-- Objective --
Print each line exactly as it is given.

-- Record list --
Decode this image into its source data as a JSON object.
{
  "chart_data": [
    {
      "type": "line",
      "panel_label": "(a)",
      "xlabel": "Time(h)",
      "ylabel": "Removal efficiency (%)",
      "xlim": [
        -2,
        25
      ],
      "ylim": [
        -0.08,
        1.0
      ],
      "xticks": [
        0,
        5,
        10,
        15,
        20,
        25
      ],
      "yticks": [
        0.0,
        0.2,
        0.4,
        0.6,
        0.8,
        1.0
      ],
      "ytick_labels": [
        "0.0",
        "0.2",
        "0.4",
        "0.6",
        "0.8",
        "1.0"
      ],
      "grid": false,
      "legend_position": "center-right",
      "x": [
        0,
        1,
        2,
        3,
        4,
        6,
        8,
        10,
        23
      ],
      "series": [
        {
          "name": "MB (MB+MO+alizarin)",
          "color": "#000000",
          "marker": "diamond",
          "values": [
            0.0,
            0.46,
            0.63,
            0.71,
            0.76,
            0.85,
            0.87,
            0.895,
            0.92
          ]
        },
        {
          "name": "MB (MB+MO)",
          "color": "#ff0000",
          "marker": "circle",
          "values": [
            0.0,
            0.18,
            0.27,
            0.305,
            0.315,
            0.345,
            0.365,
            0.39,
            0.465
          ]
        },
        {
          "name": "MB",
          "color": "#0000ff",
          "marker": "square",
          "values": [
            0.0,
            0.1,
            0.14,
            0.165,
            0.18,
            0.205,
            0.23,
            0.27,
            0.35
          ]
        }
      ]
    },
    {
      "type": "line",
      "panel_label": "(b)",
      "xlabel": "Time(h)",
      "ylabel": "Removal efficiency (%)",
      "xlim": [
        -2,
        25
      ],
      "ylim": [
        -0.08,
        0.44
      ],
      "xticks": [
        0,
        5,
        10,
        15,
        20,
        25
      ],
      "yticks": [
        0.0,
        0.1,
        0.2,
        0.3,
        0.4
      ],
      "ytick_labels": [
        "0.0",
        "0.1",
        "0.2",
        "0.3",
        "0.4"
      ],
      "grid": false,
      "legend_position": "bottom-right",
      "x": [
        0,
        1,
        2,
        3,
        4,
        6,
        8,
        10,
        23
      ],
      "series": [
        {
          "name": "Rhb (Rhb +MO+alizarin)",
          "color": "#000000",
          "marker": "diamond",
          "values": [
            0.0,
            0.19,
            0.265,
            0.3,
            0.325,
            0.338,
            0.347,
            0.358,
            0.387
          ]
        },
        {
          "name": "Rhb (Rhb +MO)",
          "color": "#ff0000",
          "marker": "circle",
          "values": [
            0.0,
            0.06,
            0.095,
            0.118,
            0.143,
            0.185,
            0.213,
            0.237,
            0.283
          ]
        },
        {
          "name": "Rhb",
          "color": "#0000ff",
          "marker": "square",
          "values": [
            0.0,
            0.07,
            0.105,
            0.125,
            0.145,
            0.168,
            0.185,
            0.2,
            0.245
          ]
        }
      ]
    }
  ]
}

-- Written response --
Decode this image into its source data as a JSON object.
{
  "chart_data": [
    {
      "type": "line",
      "panel_label": "(a)",
      "xlabel": "Time(h)",
      "ylabel": "Removal efficiency (%)",
      "xlim": [
        -2,
        25
      ],
      "ylim": [
        -0.08,
        1.0
      ],
      "xticks": [
        0,
        5,
        10,
        15,
        20,
        25
      ],
      "yticks": [
        0.0,
        0.2,
        0.4,
        0.6,
        0.8,
        1.0
      ],
      "ytick_labels": [
        "0.0",
        "0.2",
        "0.4",
        "0.6",
        "0.8",
        "1.0"
      ],
      "grid": false,
      "legend_position": "center-right",
      "x": [
        0,
        1,
        2,
        3,
        4,
        6,
        8,
        10,
        23
      ],
      "series": [
        {
          "name": "MB (MB+MO+alizarin)",
          "color": "#000000",
          "marker": "diamond",
          "values": [
            0.0,
            0.46,
            0.63,
            0.71,
            0.76,
            0.85,
            0.87,
            0.895,
            0.92
          ]
        },
        {
          "name": "MB (MB+MO)",
          "color": "#ff0000",
          "marker": "circle",
          "values": [
            0.0,
            0.18,
            0.27,
            0.305,
            0.315,
            0.345,
            0.365,
            0.39,
            0.465
          ]
        },
        {
          "name": "MB",
          "color": "#0000ff",
          "marker": "square",
          "values": [
            0.0,
            0.1,
            0.14,
            0.165,
            0.18,
            0.205,
            0.23,
            0.27,
            0.35
          ]
        }
      ]
    },
    {
      "type": "line",
      "panel_label": "(b)",
      "xlabel": "Time(h)",
      "ylabel": "Removal efficiency (%)",
      "xlim": [
        -2,
        25
      ],
      "ylim": [
        -0.08,
        0.44
      ],
      "xticks": [
        0,
        5,
        10,
        15,
        20,
        25
      ],
      "yticks": [
        0.0,
        0.1,
        0.2,
        0.3,
        0.4
      ],
      "ytick_labels": [
        "0.0",
        "0.1",
        "0.2",
        "0.3",
        "0.4"
      ],
      "grid": false,
      "legend_position": "bottom-right",
      "x": [
        0,
        1,
        2,
        3,
        4,
        6,
        8,
        10,
        23
      ],
      "series": [
        {
          "name": "Rhb (Rhb +MO+alizarin)",
          "color": "#000000",
          "marker": "diamond",
          "values": [
            0.0,
            0.19,
            0.265,
            0.3,
            0.325,
            0.338,
            0.347,
            0.358,
            0.387
          ]
        },
        {
          "name": "Rhb (Rhb +MO)",
          "color": "#ff0000",
          "marker": "circle",
          "values": [
            0.0,
            0.06,
            0.095,
            0.118,
            0.143,
            0.185,
            0.213,
            0.237,
            0.283
          ]
        },
        {
          "name": "Rhb",
          "color": "#0000ff",
          "marker": "square",
          "values": [
            0.0,
            0.07,
            0.105,
            0.125,
            0.145,
            0.168,
            0.185,
            0.2,
            0.245
          ]
        }
      ]
    }
  ]
}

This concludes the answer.